▸ **What is asked**
From the entries that follow, gather each line holding the word "title".

▸ **Records for this task**
════════

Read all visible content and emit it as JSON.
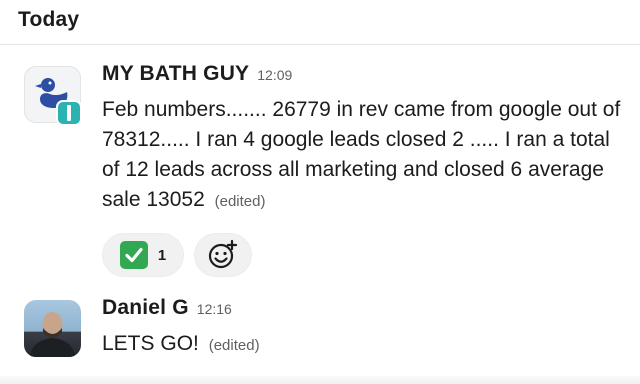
{
  "channel": {
    "day_label": "Today"
  },
  "messages": [
    {
      "sender": "MY BATH GUY",
      "time": "12:09",
      "text": "Feb numbers....... 26779 in rev came from google out of 78312..... I ran 4 google leads closed 2 ..... I ran a total of 12 leads across all marketing and closed 6 average sale 13052",
      "edited_label": "(edited)",
      "avatar_icon": "duck-logo-icon",
      "badge_icon": "app-badge-icon",
      "reactions": [
        {
          "emoji_icon": "white-check-mark-icon",
          "count": "1"
        }
      ],
      "add_reaction_icon": "add-emoji-icon"
    },
    {
      "sender": "Daniel G",
      "time": "12:16",
      "text": "LETS GO!",
      "edited_label": "(edited)",
      "avatar_icon": "user-photo"
    }
  ],
  "colors": {
    "check_green": "#33a853",
    "duck_blue": "#2d4ea3",
    "badge_teal": "#2bb3b1",
    "muted_text": "#616061"
  }
}
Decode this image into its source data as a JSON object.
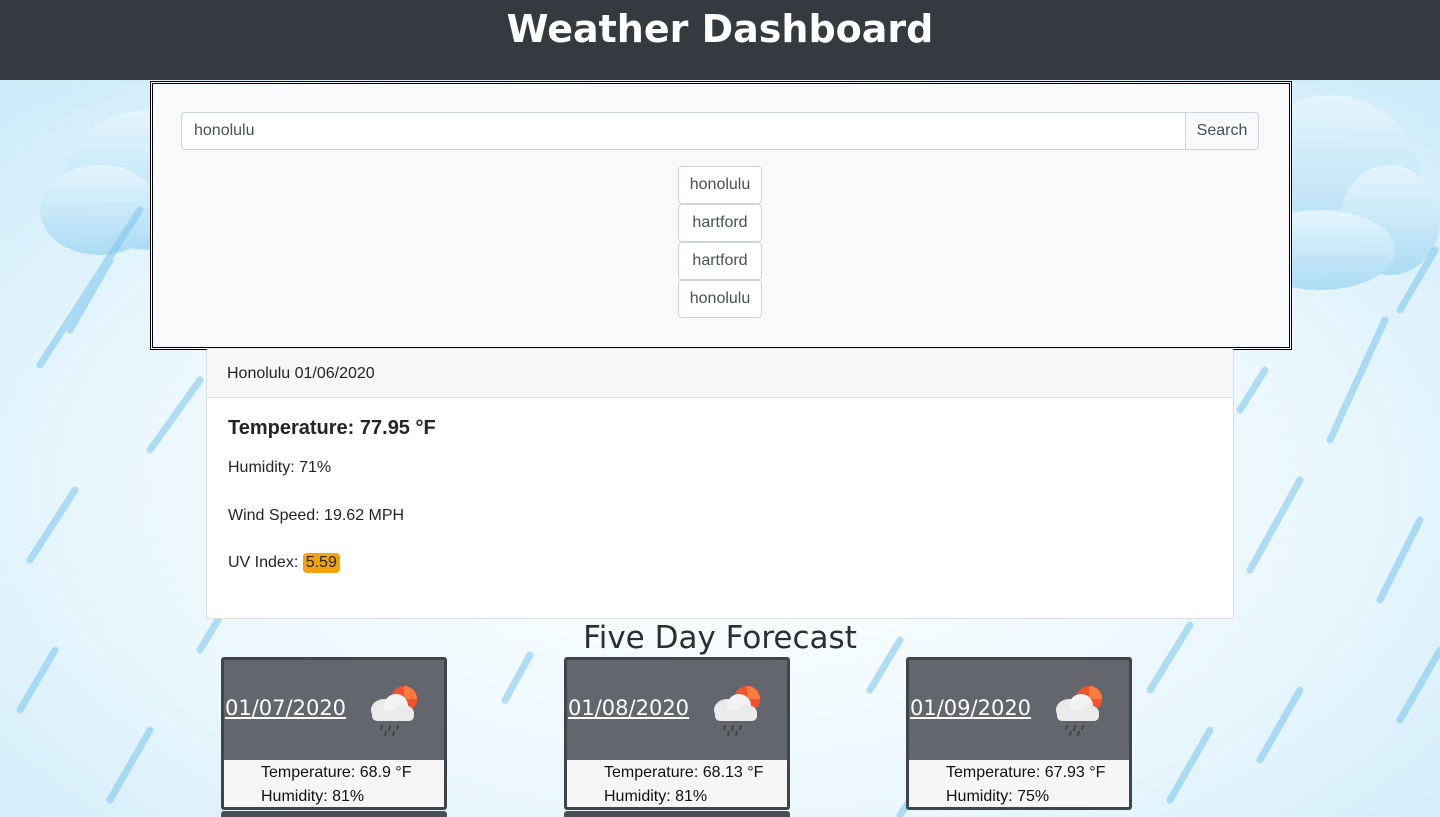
{
  "header": {
    "title": "Weather Dashboard"
  },
  "search": {
    "value": "honolulu",
    "button_label": "Search",
    "history": [
      "honolulu",
      "hartford",
      "hartford",
      "honolulu"
    ]
  },
  "current": {
    "header": "Honolulu 01/06/2020",
    "temperature": "Temperature: 77.95 °F",
    "humidity": "Humidity: 71%",
    "wind": "Wind Speed: 19.62 MPH",
    "uv_label": "UV Index: ",
    "uv_value": "5.59",
    "uv_color": "#f2a20d"
  },
  "forecast": {
    "title": "Five Day Forecast",
    "days": [
      {
        "date": "01/07/2020",
        "icon": "rain-sun-cloud-icon",
        "temperature": "Temperature: 68.9 °F",
        "humidity": "Humidity: 81%"
      },
      {
        "date": "01/08/2020",
        "icon": "rain-sun-cloud-icon",
        "temperature": "Temperature: 68.13 °F",
        "humidity": "Humidity: 81%"
      },
      {
        "date": "01/09/2020",
        "icon": "rain-sun-cloud-icon",
        "temperature": "Temperature: 67.93 °F",
        "humidity": "Humidity: 75%"
      }
    ]
  },
  "colors": {
    "header_bg": "#343a40",
    "card_bg": "#63676d"
  }
}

════════

▸ **Finished task**
    "title": "Weather Dashboard"
    "title": "Five Day Forecast",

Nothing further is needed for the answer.